Raw data:
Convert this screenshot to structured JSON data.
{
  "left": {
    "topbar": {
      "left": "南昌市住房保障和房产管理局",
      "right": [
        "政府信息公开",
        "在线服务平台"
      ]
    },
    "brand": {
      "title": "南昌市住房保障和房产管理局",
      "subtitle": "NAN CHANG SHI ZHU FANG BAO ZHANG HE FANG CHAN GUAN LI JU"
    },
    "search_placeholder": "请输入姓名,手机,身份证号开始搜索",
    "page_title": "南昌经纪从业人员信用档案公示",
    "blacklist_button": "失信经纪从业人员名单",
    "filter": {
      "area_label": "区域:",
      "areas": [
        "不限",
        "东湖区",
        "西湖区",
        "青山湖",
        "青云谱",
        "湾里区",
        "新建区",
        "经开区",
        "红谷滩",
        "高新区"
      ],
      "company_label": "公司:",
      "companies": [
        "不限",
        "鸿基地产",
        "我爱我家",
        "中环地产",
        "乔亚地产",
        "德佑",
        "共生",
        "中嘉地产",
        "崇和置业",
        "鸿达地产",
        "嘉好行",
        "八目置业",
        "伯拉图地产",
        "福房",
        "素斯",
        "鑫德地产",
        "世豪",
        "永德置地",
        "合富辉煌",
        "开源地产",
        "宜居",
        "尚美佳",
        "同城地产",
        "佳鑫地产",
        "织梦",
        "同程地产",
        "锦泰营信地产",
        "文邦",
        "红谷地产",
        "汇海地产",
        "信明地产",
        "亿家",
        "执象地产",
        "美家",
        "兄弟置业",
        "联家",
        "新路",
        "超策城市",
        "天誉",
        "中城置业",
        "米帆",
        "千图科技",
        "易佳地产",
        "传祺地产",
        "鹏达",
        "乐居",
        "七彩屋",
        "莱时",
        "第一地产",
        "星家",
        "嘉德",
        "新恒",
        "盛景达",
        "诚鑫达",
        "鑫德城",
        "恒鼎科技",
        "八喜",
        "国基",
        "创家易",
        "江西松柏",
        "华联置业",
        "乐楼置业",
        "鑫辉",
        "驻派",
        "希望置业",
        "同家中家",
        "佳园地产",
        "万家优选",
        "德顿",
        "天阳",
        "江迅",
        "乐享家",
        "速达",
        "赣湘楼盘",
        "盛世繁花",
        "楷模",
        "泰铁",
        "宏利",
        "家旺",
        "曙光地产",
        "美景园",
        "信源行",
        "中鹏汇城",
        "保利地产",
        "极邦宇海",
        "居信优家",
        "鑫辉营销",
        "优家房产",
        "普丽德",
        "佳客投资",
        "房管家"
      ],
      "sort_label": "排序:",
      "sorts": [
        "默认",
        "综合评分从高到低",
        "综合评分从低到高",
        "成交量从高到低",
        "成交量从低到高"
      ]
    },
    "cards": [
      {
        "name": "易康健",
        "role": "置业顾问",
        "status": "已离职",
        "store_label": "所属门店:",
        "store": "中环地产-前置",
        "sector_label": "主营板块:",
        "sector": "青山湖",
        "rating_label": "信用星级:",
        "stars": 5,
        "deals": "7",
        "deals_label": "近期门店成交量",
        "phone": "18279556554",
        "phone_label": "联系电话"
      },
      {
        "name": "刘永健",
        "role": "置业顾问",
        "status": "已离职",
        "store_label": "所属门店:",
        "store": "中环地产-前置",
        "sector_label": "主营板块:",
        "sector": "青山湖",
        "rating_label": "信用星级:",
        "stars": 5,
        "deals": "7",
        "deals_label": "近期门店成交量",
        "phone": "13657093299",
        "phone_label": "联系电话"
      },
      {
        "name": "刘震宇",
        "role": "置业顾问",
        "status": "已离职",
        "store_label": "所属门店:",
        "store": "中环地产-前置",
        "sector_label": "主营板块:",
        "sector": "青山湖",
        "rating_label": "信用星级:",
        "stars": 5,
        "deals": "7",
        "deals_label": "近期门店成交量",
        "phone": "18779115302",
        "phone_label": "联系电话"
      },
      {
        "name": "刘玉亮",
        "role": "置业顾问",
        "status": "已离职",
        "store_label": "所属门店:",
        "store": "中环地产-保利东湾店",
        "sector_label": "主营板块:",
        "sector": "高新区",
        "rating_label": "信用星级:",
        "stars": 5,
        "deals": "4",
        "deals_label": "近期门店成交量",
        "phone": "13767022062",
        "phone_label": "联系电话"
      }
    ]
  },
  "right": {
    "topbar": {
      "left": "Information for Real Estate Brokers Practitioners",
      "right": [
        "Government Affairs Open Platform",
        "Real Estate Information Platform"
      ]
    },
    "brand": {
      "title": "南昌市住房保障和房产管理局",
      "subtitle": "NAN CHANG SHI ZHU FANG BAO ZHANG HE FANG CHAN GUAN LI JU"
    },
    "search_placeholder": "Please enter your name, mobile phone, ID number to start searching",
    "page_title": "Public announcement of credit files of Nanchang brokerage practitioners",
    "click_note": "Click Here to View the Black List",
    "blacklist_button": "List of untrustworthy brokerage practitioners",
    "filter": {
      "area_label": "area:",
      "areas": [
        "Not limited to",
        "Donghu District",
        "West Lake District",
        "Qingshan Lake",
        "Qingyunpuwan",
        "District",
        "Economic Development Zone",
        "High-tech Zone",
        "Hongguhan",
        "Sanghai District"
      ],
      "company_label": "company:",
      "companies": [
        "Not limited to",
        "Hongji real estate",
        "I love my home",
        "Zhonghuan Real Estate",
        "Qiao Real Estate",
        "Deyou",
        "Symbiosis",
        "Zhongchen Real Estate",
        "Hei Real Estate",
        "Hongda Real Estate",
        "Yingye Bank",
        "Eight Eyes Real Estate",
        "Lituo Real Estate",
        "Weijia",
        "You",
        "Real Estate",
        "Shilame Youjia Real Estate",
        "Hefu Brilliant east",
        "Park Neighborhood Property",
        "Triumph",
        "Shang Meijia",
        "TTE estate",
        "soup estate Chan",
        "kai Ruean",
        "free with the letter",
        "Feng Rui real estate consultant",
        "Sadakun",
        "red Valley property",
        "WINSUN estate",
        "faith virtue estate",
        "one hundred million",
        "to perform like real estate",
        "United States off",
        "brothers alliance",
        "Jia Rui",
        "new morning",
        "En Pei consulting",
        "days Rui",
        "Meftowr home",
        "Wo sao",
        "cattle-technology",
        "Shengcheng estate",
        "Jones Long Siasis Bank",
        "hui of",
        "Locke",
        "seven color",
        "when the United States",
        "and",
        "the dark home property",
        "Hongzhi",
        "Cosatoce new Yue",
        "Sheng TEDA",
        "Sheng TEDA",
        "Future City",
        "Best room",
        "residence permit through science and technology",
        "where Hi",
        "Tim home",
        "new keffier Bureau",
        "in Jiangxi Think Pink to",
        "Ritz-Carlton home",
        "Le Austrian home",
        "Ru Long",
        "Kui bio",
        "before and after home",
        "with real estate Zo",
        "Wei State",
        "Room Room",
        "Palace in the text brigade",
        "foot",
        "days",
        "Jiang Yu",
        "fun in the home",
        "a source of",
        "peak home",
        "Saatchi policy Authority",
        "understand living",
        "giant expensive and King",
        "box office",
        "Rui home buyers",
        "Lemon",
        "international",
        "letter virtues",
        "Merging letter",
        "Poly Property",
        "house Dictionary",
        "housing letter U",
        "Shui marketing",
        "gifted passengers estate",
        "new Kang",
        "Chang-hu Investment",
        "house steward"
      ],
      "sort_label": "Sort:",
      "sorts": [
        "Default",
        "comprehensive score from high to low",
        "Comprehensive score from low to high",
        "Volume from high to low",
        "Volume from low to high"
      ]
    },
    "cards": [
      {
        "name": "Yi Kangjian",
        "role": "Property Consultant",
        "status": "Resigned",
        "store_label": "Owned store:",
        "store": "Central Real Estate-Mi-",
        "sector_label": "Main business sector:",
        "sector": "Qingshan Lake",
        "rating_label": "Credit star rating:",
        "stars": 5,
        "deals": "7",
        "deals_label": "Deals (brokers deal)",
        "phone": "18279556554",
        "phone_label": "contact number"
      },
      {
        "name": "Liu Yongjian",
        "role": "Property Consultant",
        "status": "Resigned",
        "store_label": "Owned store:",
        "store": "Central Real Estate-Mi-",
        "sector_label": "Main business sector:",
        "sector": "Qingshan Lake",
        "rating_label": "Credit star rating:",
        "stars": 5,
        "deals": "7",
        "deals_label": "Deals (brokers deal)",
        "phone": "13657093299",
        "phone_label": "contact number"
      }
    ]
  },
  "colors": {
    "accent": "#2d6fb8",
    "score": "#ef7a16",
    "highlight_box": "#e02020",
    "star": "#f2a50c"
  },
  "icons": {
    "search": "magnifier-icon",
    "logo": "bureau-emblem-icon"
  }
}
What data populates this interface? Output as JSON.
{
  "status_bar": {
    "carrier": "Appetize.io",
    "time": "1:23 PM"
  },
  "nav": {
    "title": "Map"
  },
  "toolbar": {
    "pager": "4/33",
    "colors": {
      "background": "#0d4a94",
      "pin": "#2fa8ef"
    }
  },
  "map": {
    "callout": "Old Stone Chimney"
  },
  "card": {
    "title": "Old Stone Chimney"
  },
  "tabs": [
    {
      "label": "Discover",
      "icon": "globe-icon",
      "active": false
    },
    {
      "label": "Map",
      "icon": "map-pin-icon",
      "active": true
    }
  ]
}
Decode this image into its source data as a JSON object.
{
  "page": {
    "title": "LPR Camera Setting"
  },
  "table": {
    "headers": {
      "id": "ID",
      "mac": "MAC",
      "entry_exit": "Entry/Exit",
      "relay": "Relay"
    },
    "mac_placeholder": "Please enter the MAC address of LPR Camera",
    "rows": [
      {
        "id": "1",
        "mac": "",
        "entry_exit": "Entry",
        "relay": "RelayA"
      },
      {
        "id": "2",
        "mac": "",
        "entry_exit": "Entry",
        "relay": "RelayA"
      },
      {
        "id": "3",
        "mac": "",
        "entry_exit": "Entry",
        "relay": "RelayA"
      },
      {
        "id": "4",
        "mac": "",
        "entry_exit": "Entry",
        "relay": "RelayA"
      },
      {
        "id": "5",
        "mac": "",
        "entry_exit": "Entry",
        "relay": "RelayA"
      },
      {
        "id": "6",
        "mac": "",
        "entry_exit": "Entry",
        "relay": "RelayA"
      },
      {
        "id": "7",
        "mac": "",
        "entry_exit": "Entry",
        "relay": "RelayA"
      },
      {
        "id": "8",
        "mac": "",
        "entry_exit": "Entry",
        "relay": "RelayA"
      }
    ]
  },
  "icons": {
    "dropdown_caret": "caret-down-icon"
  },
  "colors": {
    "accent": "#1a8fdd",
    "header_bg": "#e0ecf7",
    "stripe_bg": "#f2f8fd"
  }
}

Directive: How many lines of the listing above include the word "home"? Reply with the number alone.

Reply to the exercise: 10